Job: Check every line below for the word "content" and copy each one that has it.

Stored records:
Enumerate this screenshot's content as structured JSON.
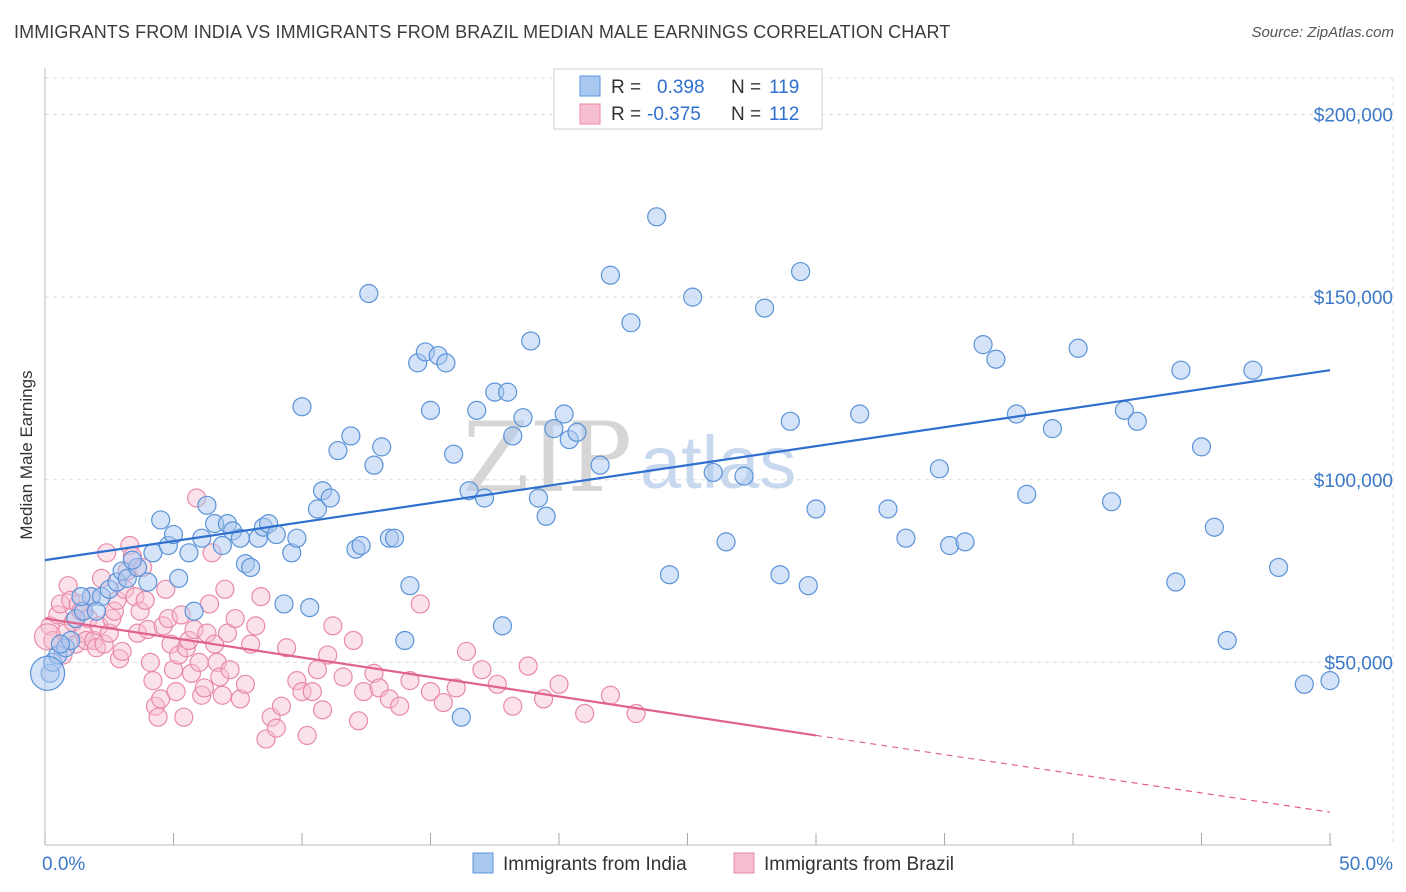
{
  "title": "IMMIGRANTS FROM INDIA VS IMMIGRANTS FROM BRAZIL MEDIAN MALE EARNINGS CORRELATION CHART",
  "source": "Source: ZipAtlas.com",
  "watermark": {
    "zip": "ZIP",
    "atlas": "atlas"
  },
  "legend": {
    "india": {
      "r_label": "R =",
      "r_value": "0.398",
      "n_label": "N =",
      "n_value": "119"
    },
    "brazil": {
      "r_label": "R =",
      "r_value": "-0.375",
      "n_label": "N =",
      "n_value": "112"
    }
  },
  "colors": {
    "india_fill": "#a9c8f0",
    "india_stroke": "#5b93d8",
    "india_line": "#2f6fce",
    "brazil_fill": "#f6bfd0",
    "brazil_stroke": "#e98aa8",
    "brazil_line": "#e0628e",
    "grid": "#dcdcdc",
    "axis_text": "#3a78c8"
  },
  "chart_data": {
    "type": "scatter",
    "title": "IMMIGRANTS FROM INDIA VS IMMIGRANTS FROM BRAZIL MEDIAN MALE EARNINGS CORRELATION CHART",
    "xlabel": "",
    "ylabel": "Median Male Earnings",
    "xlim": [
      0,
      50
    ],
    "ylim": [
      0,
      210000
    ],
    "x_tick_labels": [
      "0.0%",
      "50.0%"
    ],
    "y_ticks": [
      50000,
      100000,
      150000,
      200000
    ],
    "y_tick_labels": [
      "$50,000",
      "$100,000",
      "$150,000",
      "$200,000"
    ],
    "grid": true,
    "legend_position": "top-center",
    "series": [
      {
        "name": "Immigrants from India",
        "r": 0.398,
        "n": 119,
        "trend": {
          "x0": 0,
          "y0": 78000,
          "x1": 50,
          "y1": 130000
        },
        "points": [
          [
            0.2,
            47000
          ],
          [
            0.3,
            50000
          ],
          [
            0.5,
            52000
          ],
          [
            0.8,
            54000
          ],
          [
            1.0,
            56000
          ],
          [
            0.6,
            55000
          ],
          [
            1.2,
            62000
          ],
          [
            1.5,
            64000
          ],
          [
            1.8,
            68000
          ],
          [
            2.2,
            68000
          ],
          [
            2.5,
            70000
          ],
          [
            2.8,
            72000
          ],
          [
            3.0,
            75000
          ],
          [
            3.2,
            73000
          ],
          [
            3.6,
            76000
          ],
          [
            4.0,
            72000
          ],
          [
            4.2,
            80000
          ],
          [
            4.5,
            89000
          ],
          [
            4.8,
            82000
          ],
          [
            5.2,
            73000
          ],
          [
            5.6,
            80000
          ],
          [
            5.8,
            64000
          ],
          [
            6.1,
            84000
          ],
          [
            6.3,
            93000
          ],
          [
            6.6,
            88000
          ],
          [
            6.9,
            82000
          ],
          [
            7.1,
            88000
          ],
          [
            7.3,
            86000
          ],
          [
            7.6,
            84000
          ],
          [
            7.8,
            77000
          ],
          [
            8.0,
            76000
          ],
          [
            8.3,
            84000
          ],
          [
            8.5,
            87000
          ],
          [
            8.7,
            88000
          ],
          [
            9.0,
            85000
          ],
          [
            9.3,
            66000
          ],
          [
            9.6,
            80000
          ],
          [
            9.8,
            84000
          ],
          [
            10.0,
            120000
          ],
          [
            10.3,
            65000
          ],
          [
            10.6,
            92000
          ],
          [
            10.8,
            97000
          ],
          [
            11.1,
            95000
          ],
          [
            11.4,
            108000
          ],
          [
            11.9,
            112000
          ],
          [
            12.1,
            81000
          ],
          [
            12.3,
            82000
          ],
          [
            12.6,
            151000
          ],
          [
            12.8,
            104000
          ],
          [
            13.1,
            109000
          ],
          [
            13.4,
            84000
          ],
          [
            13.6,
            84000
          ],
          [
            14.0,
            56000
          ],
          [
            14.2,
            71000
          ],
          [
            14.5,
            132000
          ],
          [
            14.8,
            135000
          ],
          [
            15.0,
            119000
          ],
          [
            15.3,
            134000
          ],
          [
            15.6,
            132000
          ],
          [
            15.9,
            107000
          ],
          [
            16.2,
            35000
          ],
          [
            16.5,
            97000
          ],
          [
            16.8,
            119000
          ],
          [
            17.1,
            95000
          ],
          [
            17.5,
            124000
          ],
          [
            17.8,
            60000
          ],
          [
            18.0,
            124000
          ],
          [
            18.2,
            112000
          ],
          [
            18.6,
            117000
          ],
          [
            18.9,
            138000
          ],
          [
            19.2,
            95000
          ],
          [
            19.5,
            90000
          ],
          [
            19.8,
            114000
          ],
          [
            20.2,
            118000
          ],
          [
            20.4,
            111000
          ],
          [
            20.7,
            113000
          ],
          [
            21.6,
            104000
          ],
          [
            22.0,
            156000
          ],
          [
            22.8,
            143000
          ],
          [
            23.8,
            172000
          ],
          [
            24.3,
            74000
          ],
          [
            25.2,
            150000
          ],
          [
            26.0,
            102000
          ],
          [
            26.5,
            83000
          ],
          [
            27.2,
            101000
          ],
          [
            28.0,
            147000
          ],
          [
            28.6,
            74000
          ],
          [
            29.0,
            116000
          ],
          [
            29.4,
            157000
          ],
          [
            29.7,
            71000
          ],
          [
            30.0,
            92000
          ],
          [
            31.7,
            118000
          ],
          [
            32.8,
            92000
          ],
          [
            33.5,
            84000
          ],
          [
            34.8,
            103000
          ],
          [
            35.2,
            82000
          ],
          [
            35.8,
            83000
          ],
          [
            36.5,
            137000
          ],
          [
            37.0,
            133000
          ],
          [
            37.8,
            118000
          ],
          [
            38.2,
            96000
          ],
          [
            39.2,
            114000
          ],
          [
            40.2,
            136000
          ],
          [
            41.5,
            94000
          ],
          [
            42.0,
            119000
          ],
          [
            42.5,
            116000
          ],
          [
            44.0,
            72000
          ],
          [
            44.2,
            130000
          ],
          [
            45.0,
            109000
          ],
          [
            45.5,
            87000
          ],
          [
            46.0,
            56000
          ],
          [
            47.0,
            130000
          ],
          [
            48.0,
            76000
          ],
          [
            49.0,
            44000
          ],
          [
            50.0,
            45000
          ],
          [
            1.4,
            68000
          ],
          [
            2.0,
            64000
          ],
          [
            3.4,
            78000
          ],
          [
            5.0,
            85000
          ]
        ]
      },
      {
        "name": "Immigrants from Brazil",
        "r": -0.375,
        "n": 112,
        "trend": {
          "x0": 0,
          "y0": 62000,
          "x1": 30,
          "y1": 30000,
          "dashed_x0": 30,
          "dashed_y0": 30000,
          "dashed_x1": 50,
          "dashed_y1": 9000
        },
        "points": [
          [
            0.2,
            60000
          ],
          [
            0.3,
            56000
          ],
          [
            0.5,
            63000
          ],
          [
            0.6,
            66000
          ],
          [
            0.7,
            52000
          ],
          [
            0.8,
            58000
          ],
          [
            0.9,
            71000
          ],
          [
            1.0,
            67000
          ],
          [
            1.1,
            61000
          ],
          [
            1.2,
            55000
          ],
          [
            1.3,
            66000
          ],
          [
            1.4,
            64000
          ],
          [
            1.5,
            58000
          ],
          [
            1.6,
            56000
          ],
          [
            1.7,
            62000
          ],
          [
            1.8,
            68000
          ],
          [
            1.9,
            56000
          ],
          [
            2.0,
            54000
          ],
          [
            2.1,
            60000
          ],
          [
            2.2,
            73000
          ],
          [
            2.3,
            55000
          ],
          [
            2.4,
            80000
          ],
          [
            2.5,
            58000
          ],
          [
            2.6,
            62000
          ],
          [
            2.7,
            64000
          ],
          [
            2.8,
            67000
          ],
          [
            2.9,
            51000
          ],
          [
            3.0,
            53000
          ],
          [
            3.1,
            70000
          ],
          [
            3.2,
            75000
          ],
          [
            3.3,
            82000
          ],
          [
            3.4,
            79000
          ],
          [
            3.5,
            68000
          ],
          [
            3.6,
            58000
          ],
          [
            3.7,
            64000
          ],
          [
            3.8,
            76000
          ],
          [
            3.9,
            67000
          ],
          [
            4.0,
            59000
          ],
          [
            4.1,
            50000
          ],
          [
            4.2,
            45000
          ],
          [
            4.3,
            38000
          ],
          [
            4.4,
            35000
          ],
          [
            4.5,
            40000
          ],
          [
            4.6,
            60000
          ],
          [
            4.7,
            70000
          ],
          [
            4.8,
            62000
          ],
          [
            4.9,
            55000
          ],
          [
            5.0,
            48000
          ],
          [
            5.1,
            42000
          ],
          [
            5.2,
            52000
          ],
          [
            5.3,
            63000
          ],
          [
            5.4,
            35000
          ],
          [
            5.5,
            54000
          ],
          [
            5.6,
            56000
          ],
          [
            5.7,
            47000
          ],
          [
            5.8,
            59000
          ],
          [
            5.9,
            95000
          ],
          [
            6.0,
            50000
          ],
          [
            6.1,
            41000
          ],
          [
            6.2,
            43000
          ],
          [
            6.3,
            58000
          ],
          [
            6.4,
            66000
          ],
          [
            6.5,
            80000
          ],
          [
            6.6,
            55000
          ],
          [
            6.7,
            50000
          ],
          [
            6.8,
            46000
          ],
          [
            6.9,
            41000
          ],
          [
            7.0,
            70000
          ],
          [
            7.1,
            58000
          ],
          [
            7.2,
            48000
          ],
          [
            7.4,
            62000
          ],
          [
            7.6,
            40000
          ],
          [
            7.8,
            44000
          ],
          [
            8.0,
            55000
          ],
          [
            8.2,
            60000
          ],
          [
            8.4,
            68000
          ],
          [
            8.6,
            29000
          ],
          [
            8.8,
            35000
          ],
          [
            9.0,
            32000
          ],
          [
            9.2,
            38000
          ],
          [
            9.4,
            54000
          ],
          [
            9.8,
            45000
          ],
          [
            10.0,
            42000
          ],
          [
            10.2,
            30000
          ],
          [
            10.4,
            42000
          ],
          [
            10.6,
            48000
          ],
          [
            10.8,
            37000
          ],
          [
            11.0,
            52000
          ],
          [
            11.2,
            60000
          ],
          [
            11.6,
            46000
          ],
          [
            12.0,
            56000
          ],
          [
            12.2,
            34000
          ],
          [
            12.4,
            42000
          ],
          [
            12.8,
            47000
          ],
          [
            13.0,
            43000
          ],
          [
            13.4,
            40000
          ],
          [
            13.8,
            38000
          ],
          [
            14.2,
            45000
          ],
          [
            14.6,
            66000
          ],
          [
            15.0,
            42000
          ],
          [
            15.5,
            39000
          ],
          [
            16.0,
            43000
          ],
          [
            16.4,
            53000
          ],
          [
            17.0,
            48000
          ],
          [
            17.6,
            44000
          ],
          [
            18.2,
            38000
          ],
          [
            18.8,
            49000
          ],
          [
            19.4,
            40000
          ],
          [
            20.0,
            44000
          ],
          [
            21.0,
            36000
          ],
          [
            22.0,
            41000
          ],
          [
            23.0,
            36000
          ]
        ]
      }
    ]
  }
}
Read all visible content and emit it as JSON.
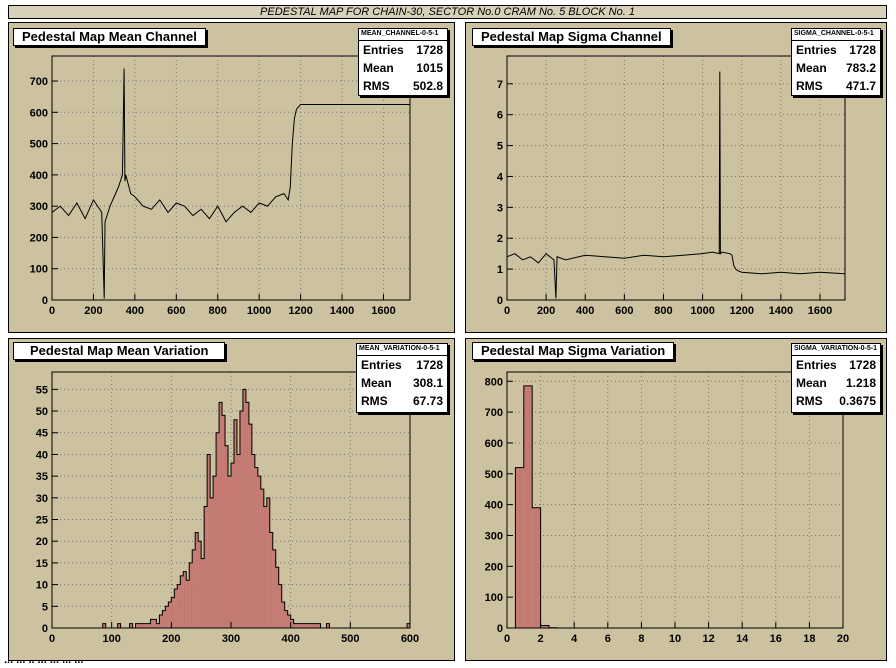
{
  "page_title": "PEDESTAL MAP FOR CHAIN-30, SECTOR No.0 CRAM No. 5 BLOCK No. 1",
  "footer": "... ... .. ... ... ... ...",
  "colors": {
    "pad_bg": "#ccc2a0",
    "hist_fill": "#c47a72",
    "line": "#000000"
  },
  "panels": [
    {
      "title": "Pedestal Map Mean Channel",
      "stats": {
        "name": "MEAN_CHANNEL-0-5-1",
        "rows": [
          [
            "Entries",
            "1728"
          ],
          [
            "Mean",
            "1015"
          ],
          [
            "RMS",
            "502.8"
          ]
        ]
      }
    },
    {
      "title": "Pedestal Map Sigma Channel",
      "stats": {
        "name": "SIGMA_CHANNEL-0-5-1",
        "rows": [
          [
            "Entries",
            "1728"
          ],
          [
            "Mean",
            "783.2"
          ],
          [
            "RMS",
            "471.7"
          ]
        ]
      }
    },
    {
      "title": "Pedestal Map Mean Variation",
      "stats": {
        "name": "MEAN_VARIATION-0-5-1",
        "rows": [
          [
            "Entries",
            "1728"
          ],
          [
            "Mean",
            "308.1"
          ],
          [
            "RMS",
            "67.73"
          ]
        ]
      }
    },
    {
      "title": "Pedestal Map Sigma Variation",
      "stats": {
        "name": "SIGMA_VARIATION-0-5-1",
        "rows": [
          [
            "Entries",
            "1728"
          ],
          [
            "Mean",
            "1.218"
          ],
          [
            "RMS",
            "0.3675"
          ]
        ]
      }
    }
  ],
  "chart_data": [
    {
      "type": "line",
      "title": "Pedestal Map Mean Channel",
      "xlim": [
        0,
        1728
      ],
      "ylim": [
        0,
        780
      ],
      "xticks": [
        0,
        200,
        400,
        600,
        800,
        1000,
        1200,
        1400,
        1600
      ],
      "yticks": [
        0,
        100,
        200,
        300,
        400,
        500,
        600,
        700
      ],
      "grid": true,
      "x": [
        0,
        40,
        80,
        120,
        160,
        200,
        240,
        252,
        256,
        280,
        320,
        340,
        348,
        352,
        356,
        380,
        400,
        440,
        480,
        520,
        560,
        600,
        640,
        680,
        720,
        760,
        800,
        840,
        880,
        920,
        960,
        1000,
        1040,
        1080,
        1120,
        1140,
        1150,
        1160,
        1170,
        1180,
        1200,
        1250,
        1300,
        1400,
        1500,
        1600,
        1728
      ],
      "y": [
        280,
        300,
        270,
        310,
        260,
        320,
        280,
        5,
        250,
        300,
        360,
        400,
        740,
        380,
        400,
        340,
        330,
        300,
        290,
        320,
        280,
        310,
        300,
        270,
        290,
        260,
        300,
        250,
        280,
        300,
        280,
        310,
        300,
        330,
        340,
        320,
        360,
        500,
        580,
        610,
        625,
        625,
        625,
        625,
        625,
        625,
        625
      ]
    },
    {
      "type": "line",
      "title": "Pedestal Map Sigma Channel",
      "xlim": [
        0,
        1728
      ],
      "ylim": [
        0,
        7.9
      ],
      "xticks": [
        0,
        200,
        400,
        600,
        800,
        1000,
        1200,
        1400,
        1600
      ],
      "yticks": [
        0,
        1,
        2,
        3,
        4,
        5,
        6,
        7
      ],
      "grid": true,
      "x": [
        0,
        40,
        80,
        120,
        160,
        200,
        240,
        250,
        256,
        300,
        400,
        500,
        600,
        700,
        800,
        900,
        1000,
        1050,
        1085,
        1088,
        1091,
        1100,
        1140,
        1150,
        1160,
        1170,
        1180,
        1200,
        1300,
        1400,
        1500,
        1600,
        1728
      ],
      "y": [
        1.4,
        1.5,
        1.3,
        1.4,
        1.2,
        1.5,
        1.3,
        0.05,
        1.4,
        1.3,
        1.45,
        1.4,
        1.35,
        1.45,
        1.4,
        1.45,
        1.5,
        1.55,
        1.5,
        7.4,
        1.5,
        1.55,
        1.5,
        1.45,
        1.1,
        1.0,
        0.95,
        0.9,
        0.85,
        0.9,
        0.85,
        0.9,
        0.85
      ]
    },
    {
      "type": "bar",
      "title": "Pedestal Map Mean Variation",
      "xlim": [
        0,
        600
      ],
      "ylim": [
        0,
        59
      ],
      "xticks": [
        0,
        100,
        200,
        300,
        400,
        500,
        600
      ],
      "yticks": [
        0,
        5,
        10,
        15,
        20,
        25,
        30,
        35,
        40,
        45,
        50,
        55
      ],
      "grid": true,
      "bin_start": 0,
      "bin_width": 5,
      "values": [
        0,
        0,
        0,
        0,
        0,
        0,
        0,
        0,
        0,
        0,
        0,
        0,
        0,
        0,
        0,
        0,
        0,
        1,
        0,
        0,
        0,
        0,
        1,
        0,
        0,
        0,
        1,
        0,
        1,
        1,
        1,
        1,
        1,
        2,
        2,
        1,
        3,
        4,
        5,
        6,
        7,
        9,
        10,
        12,
        13,
        11,
        15,
        18,
        22,
        20,
        16,
        28,
        40,
        30,
        35,
        45,
        52,
        49,
        42,
        35,
        38,
        48,
        40,
        50,
        55,
        52,
        47,
        40,
        37,
        35,
        32,
        28,
        30,
        22,
        18,
        14,
        10,
        6,
        4,
        3,
        2,
        1,
        1,
        1,
        1,
        1,
        1,
        1,
        1,
        1,
        0,
        0,
        1,
        0,
        0,
        0,
        0,
        0,
        0,
        0,
        0,
        0,
        0,
        0,
        0,
        0,
        0,
        0,
        0,
        0,
        0,
        0,
        0,
        0,
        0,
        0,
        0,
        0,
        0,
        1
      ]
    },
    {
      "type": "bar",
      "title": "Pedestal Map Sigma Variation",
      "xlim": [
        0,
        20
      ],
      "ylim": [
        0,
        830
      ],
      "xticks": [
        0,
        2,
        4,
        6,
        8,
        10,
        12,
        14,
        16,
        18,
        20
      ],
      "yticks": [
        0,
        100,
        200,
        300,
        400,
        500,
        600,
        700,
        800
      ],
      "grid": true,
      "bin_start": 0,
      "bin_width": 0.5,
      "values": [
        0,
        520,
        785,
        390,
        8,
        1,
        0,
        0,
        0,
        0,
        0,
        0,
        0,
        0,
        0,
        0,
        0,
        0,
        0,
        0,
        0,
        0,
        0,
        0,
        0,
        0,
        0,
        0,
        0,
        0,
        0,
        0,
        0,
        0,
        0,
        0,
        0,
        0,
        0,
        0
      ]
    }
  ]
}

Output:
Enumerate this screenshot's content as structured JSON.
Read all visible content and emit it as JSON.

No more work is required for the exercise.